*GIVEN ENTRIES:*
▶
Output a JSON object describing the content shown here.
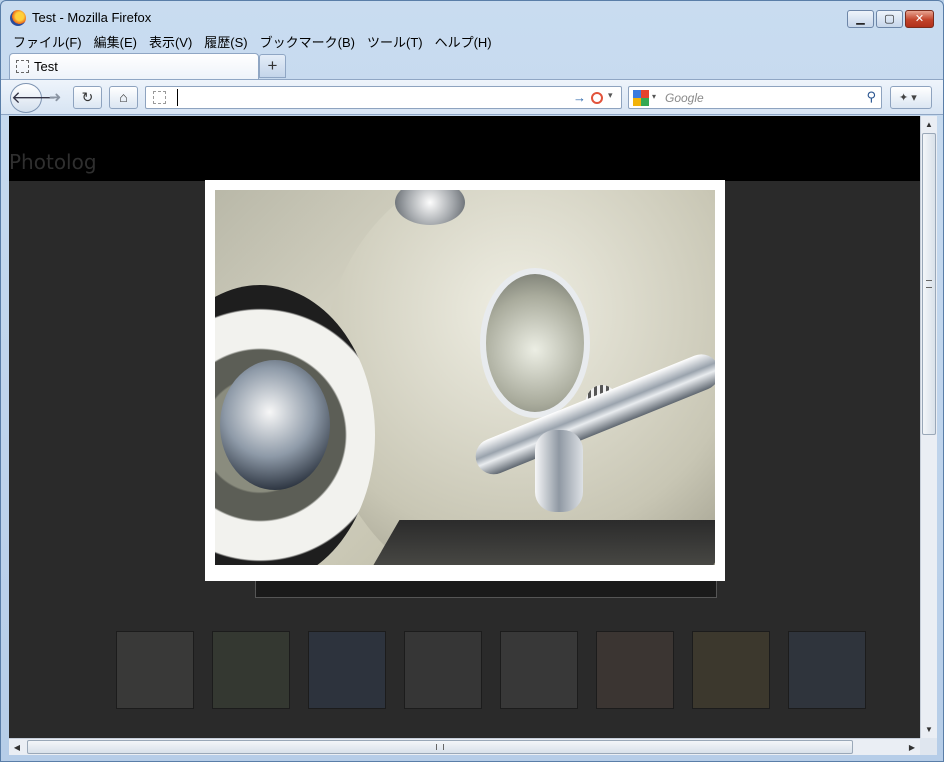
{
  "window": {
    "title": "Test - Mozilla Firefox"
  },
  "menu": {
    "items": [
      "ファイル(F)",
      "編集(E)",
      "表示(V)",
      "履歴(S)",
      "ブックマーク(B)",
      "ツール(T)",
      "ヘルプ(H)"
    ]
  },
  "tabs": [
    {
      "label": "Test"
    }
  ],
  "toolbar": {
    "newtab_label": "+",
    "back_glyph": "🡐",
    "forward_glyph": "➜",
    "reload_glyph": "↻",
    "home_glyph": "⌂",
    "url_value": "",
    "go_glyph": "→",
    "dropdown_glyph": "▾",
    "search_placeholder": "Google",
    "search_glyph": "⚲",
    "addon_glyph": "✦ ▾"
  },
  "page": {
    "site_title": "Photolog",
    "thumbnail_count": 8
  },
  "scrollbars": {
    "up": "▲",
    "down": "▼",
    "left": "◀",
    "right": "▶"
  },
  "colors": {
    "page_bg": "#2a2a2a",
    "header_bg": "#000000",
    "lightbox_frame": "#ffffff"
  }
}
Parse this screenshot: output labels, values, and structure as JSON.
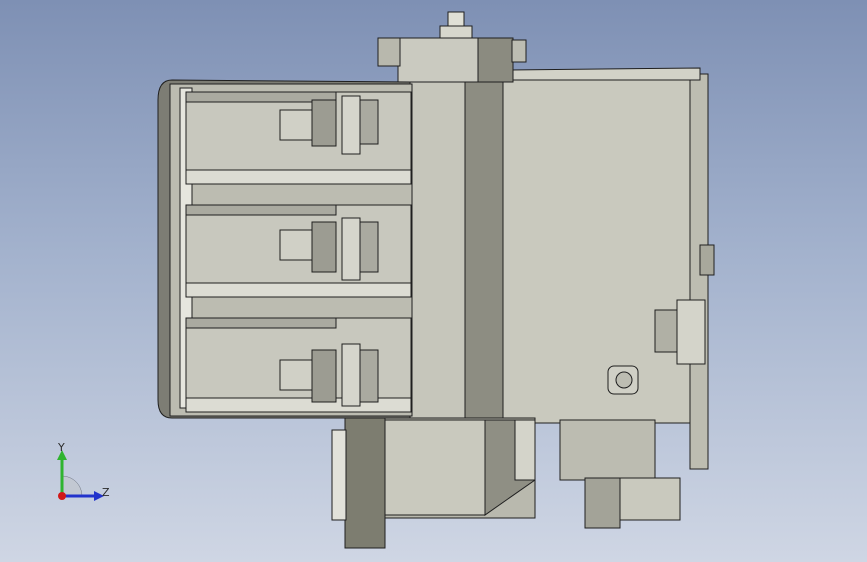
{
  "viewport": {
    "background_top": "#7e90b4",
    "background_bottom": "#cfd6e4"
  },
  "model": {
    "body_color": "#c3c3b8",
    "shadow_color": "#8f8f84",
    "edge_color": "#1f1f1f",
    "pole_count": 3
  },
  "triad": {
    "x_label": "",
    "y_label": "Y",
    "z_label": "Z",
    "y_color": "#2fb42f",
    "z_color": "#2233cc",
    "x_color": "#d01818"
  }
}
◀
*STATED EXERCISE:* Write out each line of the data that holds the string "Test".

*EXERCISE RESULT:*
    "title": "Test - Mozilla Firefox"
      "label": "Test"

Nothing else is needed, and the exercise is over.